— Start of GIVEN RECORDS —

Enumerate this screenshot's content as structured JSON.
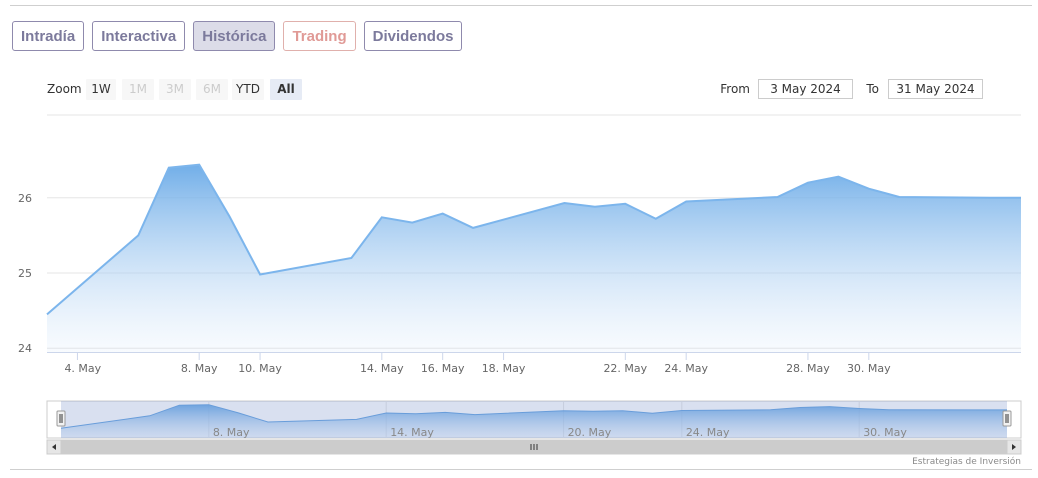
{
  "tabs": [
    {
      "label": "Intradía",
      "active": false
    },
    {
      "label": "Interactiva",
      "active": false
    },
    {
      "label": "Histórica",
      "active": true
    },
    {
      "label": "Trading",
      "active": false
    },
    {
      "label": "Dividendos",
      "active": false
    }
  ],
  "range_selector": {
    "zoom_label": "Zoom",
    "buttons": [
      {
        "label": "1W",
        "state": "normal"
      },
      {
        "label": "1M",
        "state": "disabled"
      },
      {
        "label": "3M",
        "state": "disabled"
      },
      {
        "label": "6M",
        "state": "disabled"
      },
      {
        "label": "YTD",
        "state": "normal"
      },
      {
        "label": "All",
        "state": "selected"
      }
    ],
    "from_label": "From",
    "from_value": "3 May 2024",
    "to_label": "To",
    "to_value": "31 May 2024"
  },
  "credits": "Estrategias de Inversión",
  "colors": {
    "series": "#7cb5ec",
    "tab_border": "#8f8aad",
    "tab_text": "#7c7a9c",
    "trading": "#e09a96"
  },
  "chart_data": {
    "type": "area",
    "title": "",
    "xlabel": "",
    "ylabel": "",
    "x": [
      "2024-05-03",
      "2024-05-06",
      "2024-05-07",
      "2024-05-08",
      "2024-05-09",
      "2024-05-10",
      "2024-05-13",
      "2024-05-14",
      "2024-05-15",
      "2024-05-16",
      "2024-05-17",
      "2024-05-20",
      "2024-05-21",
      "2024-05-22",
      "2024-05-23",
      "2024-05-24",
      "2024-05-27",
      "2024-05-28",
      "2024-05-29",
      "2024-05-30",
      "2024-05-31",
      "2024-06-03",
      "2024-06-04"
    ],
    "values": [
      24.45,
      25.5,
      26.4,
      26.44,
      25.75,
      24.98,
      25.2,
      25.74,
      25.67,
      25.79,
      25.6,
      25.93,
      25.88,
      25.92,
      25.72,
      25.95,
      26.01,
      26.2,
      26.28,
      26.12,
      26.01,
      26.0,
      26.0
    ],
    "ylim": [
      23.95,
      27.1
    ],
    "yticks": [
      24,
      25,
      26
    ],
    "xticks": [
      {
        "date": "2024-05-04",
        "label": "4. May"
      },
      {
        "date": "2024-05-08",
        "label": "8. May"
      },
      {
        "date": "2024-05-10",
        "label": "10. May"
      },
      {
        "date": "2024-05-14",
        "label": "14. May"
      },
      {
        "date": "2024-05-16",
        "label": "16. May"
      },
      {
        "date": "2024-05-18",
        "label": "18. May"
      },
      {
        "date": "2024-05-22",
        "label": "22. May"
      },
      {
        "date": "2024-05-24",
        "label": "24. May"
      },
      {
        "date": "2024-05-28",
        "label": "28. May"
      },
      {
        "date": "2024-05-30",
        "label": "30. May"
      }
    ],
    "navigator_ticks": [
      {
        "date": "2024-05-08",
        "label": "8. May"
      },
      {
        "date": "2024-05-14",
        "label": "14. May"
      },
      {
        "date": "2024-05-20",
        "label": "20. May"
      },
      {
        "date": "2024-05-24",
        "label": "24. May"
      },
      {
        "date": "2024-05-30",
        "label": "30. May"
      }
    ],
    "grid": true,
    "legend": "none"
  }
}
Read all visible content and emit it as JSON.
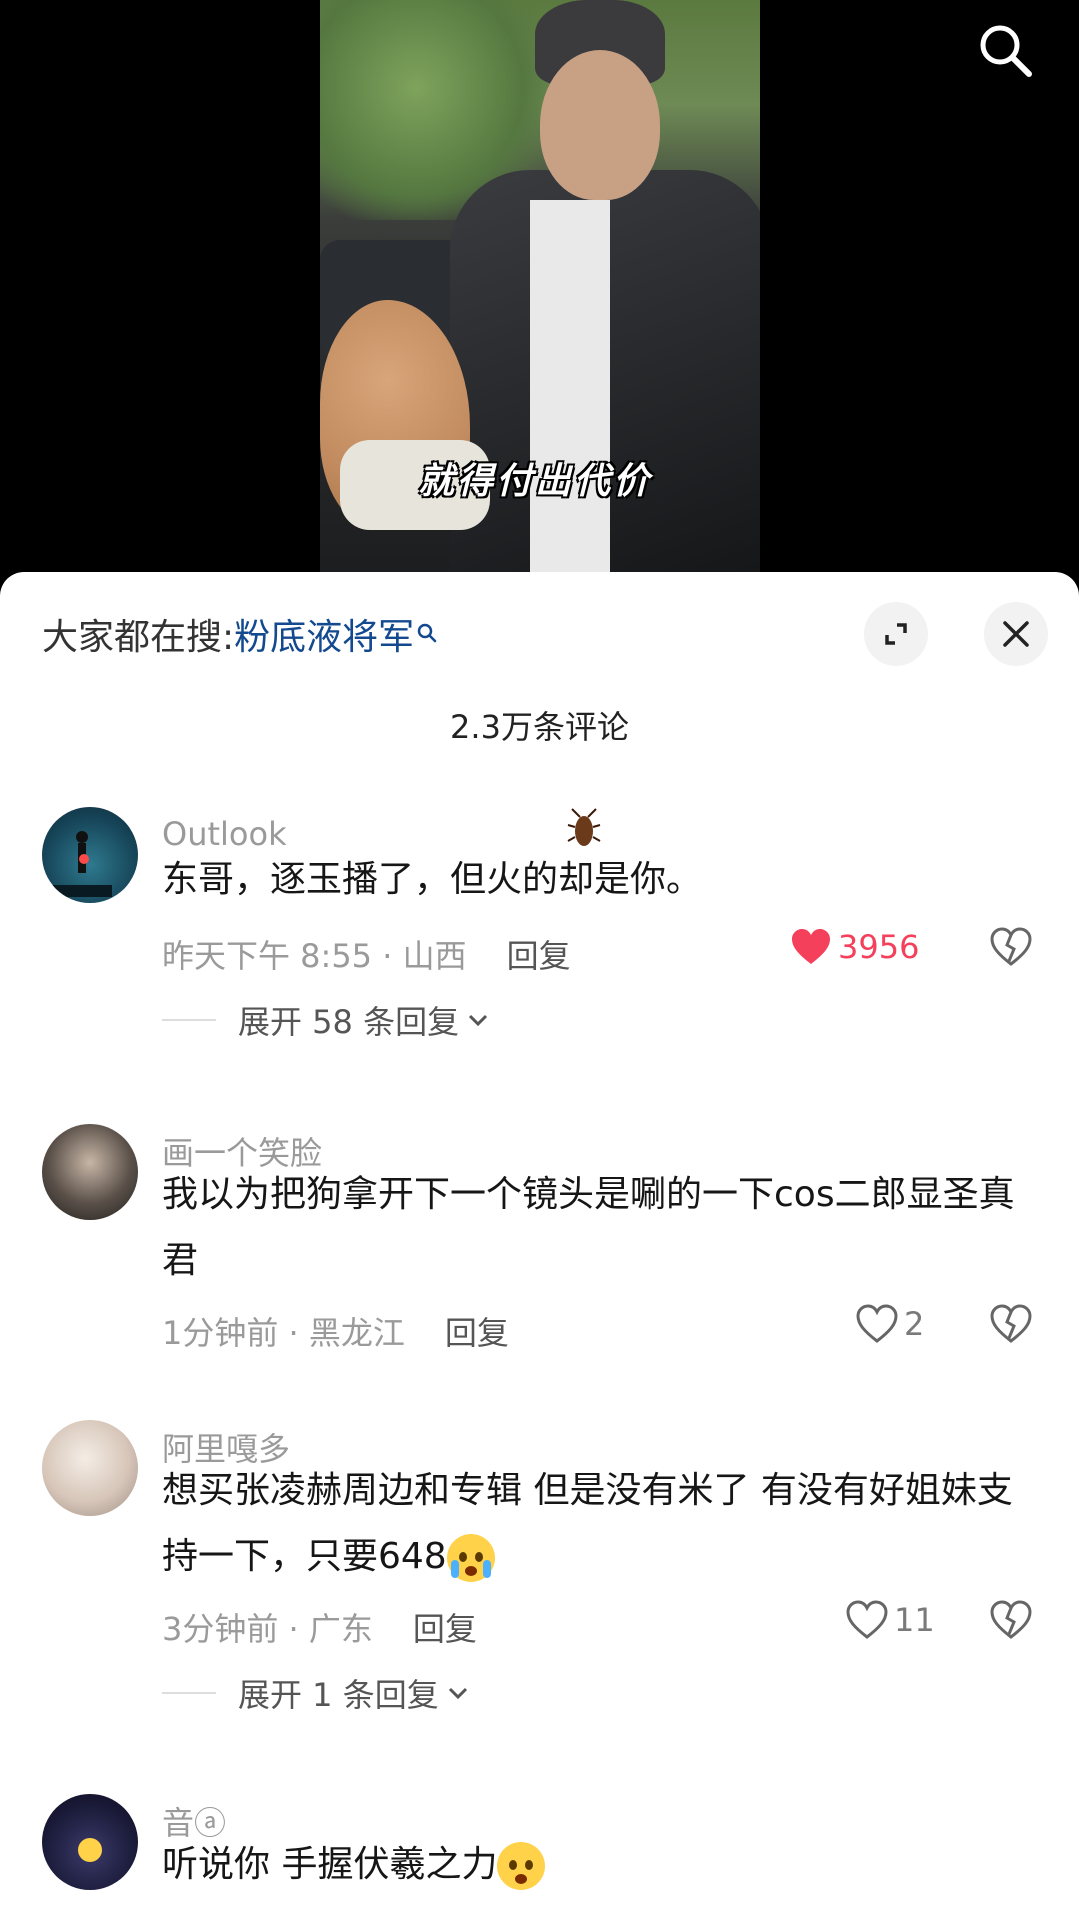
{
  "video": {
    "subtitle": "就得付出代价"
  },
  "sheet": {
    "trend_prefix": "大家都在搜:",
    "trend_keyword": "粉底液将军",
    "comment_count": "2.3万条评论"
  },
  "comments": [
    {
      "username": "Outlook",
      "text": "东哥，逐玉播了，但火的却是你。",
      "time": "昨天下午 8:55",
      "location": "山西",
      "reply": "回复",
      "likes": "3956",
      "liked": true,
      "expand": "展开 58 条回复"
    },
    {
      "username": "画一个笑脸",
      "text": "我以为把狗拿开下一个镜头是唰的一下cos二郎显圣真君",
      "time": "1分钟前",
      "location": "黑龙江",
      "reply": "回复",
      "likes": "2",
      "liked": false
    },
    {
      "username": "阿里嘎多",
      "text": "想买张凌赫周边和专辑 但是没有米了  有没有好姐妹支持一下，只要648",
      "time": "3分钟前",
      "location": "广东",
      "reply": "回复",
      "likes": "11",
      "liked": false,
      "expand": "展开 1 条回复"
    },
    {
      "username": "音ⓐ",
      "text": "听说你 手握伏羲之力"
    }
  ],
  "colors": {
    "like_active": "#f5405b",
    "keyword": "#13498f"
  }
}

— End of GIVEN RECORDS —

- THE PROBLEM: Transcribe the records above exactly, leaving out every picture.

- WORKED ANSWER:
Enumerate this screenshot's content as structured JSON.
{
  "tabs": [
    {
      "label": "Intradía",
      "active": false
    },
    {
      "label": "Interactiva",
      "active": false
    },
    {
      "label": "Histórica",
      "active": true
    },
    {
      "label": "Trading",
      "active": false
    },
    {
      "label": "Dividendos",
      "active": false
    }
  ],
  "range_selector": {
    "zoom_label": "Zoom",
    "buttons": [
      {
        "label": "1W",
        "state": "normal"
      },
      {
        "label": "1M",
        "state": "disabled"
      },
      {
        "label": "3M",
        "state": "disabled"
      },
      {
        "label": "6M",
        "state": "disabled"
      },
      {
        "label": "YTD",
        "state": "normal"
      },
      {
        "label": "All",
        "state": "selected"
      }
    ],
    "from_label": "From",
    "from_value": "3 May 2024",
    "to_label": "To",
    "to_value": "31 May 2024"
  },
  "credits": "Estrategias de Inversión",
  "colors": {
    "series": "#7cb5ec",
    "tab_border": "#8f8aad",
    "tab_text": "#7c7a9c",
    "trading": "#e09a96"
  },
  "chart_data": {
    "type": "area",
    "title": "",
    "xlabel": "",
    "ylabel": "",
    "x": [
      "2024-05-03",
      "2024-05-06",
      "2024-05-07",
      "2024-05-08",
      "2024-05-09",
      "2024-05-10",
      "2024-05-13",
      "2024-05-14",
      "2024-05-15",
      "2024-05-16",
      "2024-05-17",
      "2024-05-20",
      "2024-05-21",
      "2024-05-22",
      "2024-05-23",
      "2024-05-24",
      "2024-05-27",
      "2024-05-28",
      "2024-05-29",
      "2024-05-30",
      "2024-05-31",
      "2024-06-03",
      "2024-06-04"
    ],
    "values": [
      24.45,
      25.5,
      26.4,
      26.44,
      25.75,
      24.98,
      25.2,
      25.74,
      25.67,
      25.79,
      25.6,
      25.93,
      25.88,
      25.92,
      25.72,
      25.95,
      26.01,
      26.2,
      26.28,
      26.12,
      26.01,
      26.0,
      26.0
    ],
    "ylim": [
      23.95,
      27.1
    ],
    "yticks": [
      24,
      25,
      26
    ],
    "xticks": [
      {
        "date": "2024-05-04",
        "label": "4. May"
      },
      {
        "date": "2024-05-08",
        "label": "8. May"
      },
      {
        "date": "2024-05-10",
        "label": "10. May"
      },
      {
        "date": "2024-05-14",
        "label": "14. May"
      },
      {
        "date": "2024-05-16",
        "label": "16. May"
      },
      {
        "date": "2024-05-18",
        "label": "18. May"
      },
      {
        "date": "2024-05-22",
        "label": "22. May"
      },
      {
        "date": "2024-05-24",
        "label": "24. May"
      },
      {
        "date": "2024-05-28",
        "label": "28. May"
      },
      {
        "date": "2024-05-30",
        "label": "30. May"
      }
    ],
    "navigator_ticks": [
      {
        "date": "2024-05-08",
        "label": "8. May"
      },
      {
        "date": "2024-05-14",
        "label": "14. May"
      },
      {
        "date": "2024-05-20",
        "label": "20. May"
      },
      {
        "date": "2024-05-24",
        "label": "24. May"
      },
      {
        "date": "2024-05-30",
        "label": "30. May"
      }
    ],
    "grid": true,
    "legend": "none"
  }
}
Read all visible content and emit it as JSON.
{
  "video": {
    "subtitle": "就得付出代价"
  },
  "sheet": {
    "trend_prefix": "大家都在搜:",
    "trend_keyword": "粉底液将军",
    "comment_count": "2.3万条评论"
  },
  "comments": [
    {
      "username": "Outlook",
      "text": "东哥，逐玉播了，但火的却是你。",
      "time": "昨天下午 8:55",
      "location": "山西",
      "reply": "回复",
      "likes": "3956",
      "liked": true,
      "expand": "展开 58 条回复"
    },
    {
      "username": "画一个笑脸",
      "text": "我以为把狗拿开下一个镜头是唰的一下cos二郎显圣真君",
      "time": "1分钟前",
      "location": "黑龙江",
      "reply": "回复",
      "likes": "2",
      "liked": false
    },
    {
      "username": "阿里嘎多",
      "text": "想买张凌赫周边和专辑 但是没有米了  有没有好姐妹支持一下，只要648",
      "time": "3分钟前",
      "location": "广东",
      "reply": "回复",
      "likes": "11",
      "liked": false,
      "expand": "展开 1 条回复"
    },
    {
      "username": "音ⓐ",
      "text": "听说你 手握伏羲之力"
    }
  ],
  "colors": {
    "like_active": "#f5405b",
    "keyword": "#13498f"
  }
}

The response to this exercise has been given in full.